[Entries from a dataset]
--------

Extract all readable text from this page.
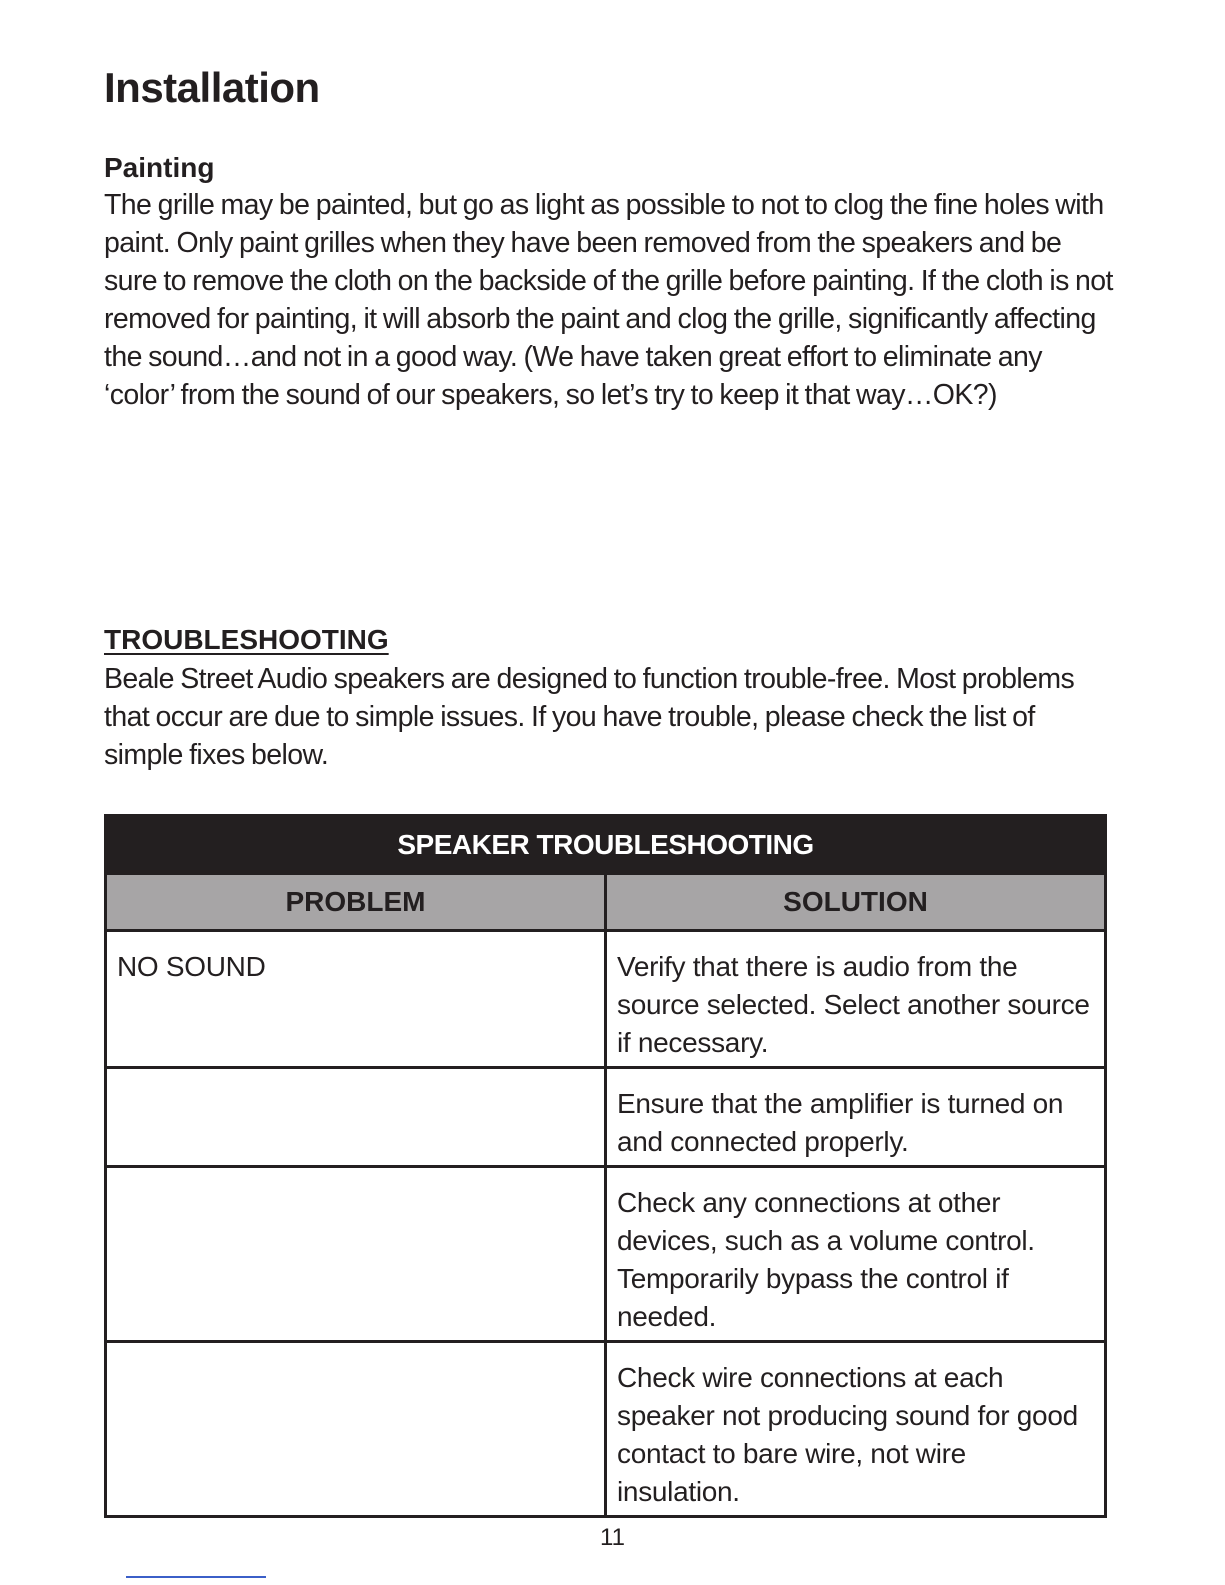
Installation
Painting

The grille may be painted, but go as light as possible to not to clog the fine holes with paint. Only paint grilles when they have been removed from the speakers and be sure to remove the cloth on the backside of the grille before painting. If the cloth is not removed for painting, it will absorb the paint and clog the grille, significantly affecting the sound…and not in a good way. (We have taken great effort to eliminate any ‘color’ from the sound of our speakers, so let’s try to keep it that way…OK?)

TROUBLESHOOTING

Beale Street Audio speakers are designed to function trouble-free. Most problems that occur are due to simple issues. If you have trouble, please check the list of simple fixes below.

SPEAKER TROUBLESHOOTING	
PROBLEM	SOLUTION
NO SOUND	Verify that there is audio from the source selected. Select another source if necessary.
	Ensure that the amplifier is turned on and connected properly.
	Check any connections at other devices, such as a volume control. Temporarily bypass the control if needed.
	Check wire connections at each speaker not producing sound for good contact to bare wire, not wire insulation.
11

--------

GIVEN PROBLEM | Extract the full listing above verbatim; pictures are to be left out of the copy.

RESULT |
Extract all readable text from this page.
Installation
Painting

The grille may be painted, but go as light as possible to not to clog the fine holes with paint. Only paint grilles when they have been removed from the speakers and be sure to remove the cloth on the backside of the grille before painting. If the cloth is not removed for painting, it will absorb the paint and clog the grille, significantly affecting the sound…and not in a good way. (We have taken great effort to eliminate any ‘color’ from the sound of our speakers, so let’s try to keep it that way…OK?)

TROUBLESHOOTING

Beale Street Audio speakers are designed to function trouble-free. Most problems that occur are due to simple issues. If you have trouble, please check the list of simple fixes below.

SPEAKER TROUBLESHOOTING	
PROBLEM	SOLUTION
NO SOUND	Verify that there is audio from the source selected. Select another source if necessary.
	Ensure that the amplifier is turned on and connected properly.
	Check any connections at other devices, such as a volume control. Temporarily bypass the control if needed.
	Check wire connections at each speaker not producing sound for good contact to bare wire, not wire insulation.
11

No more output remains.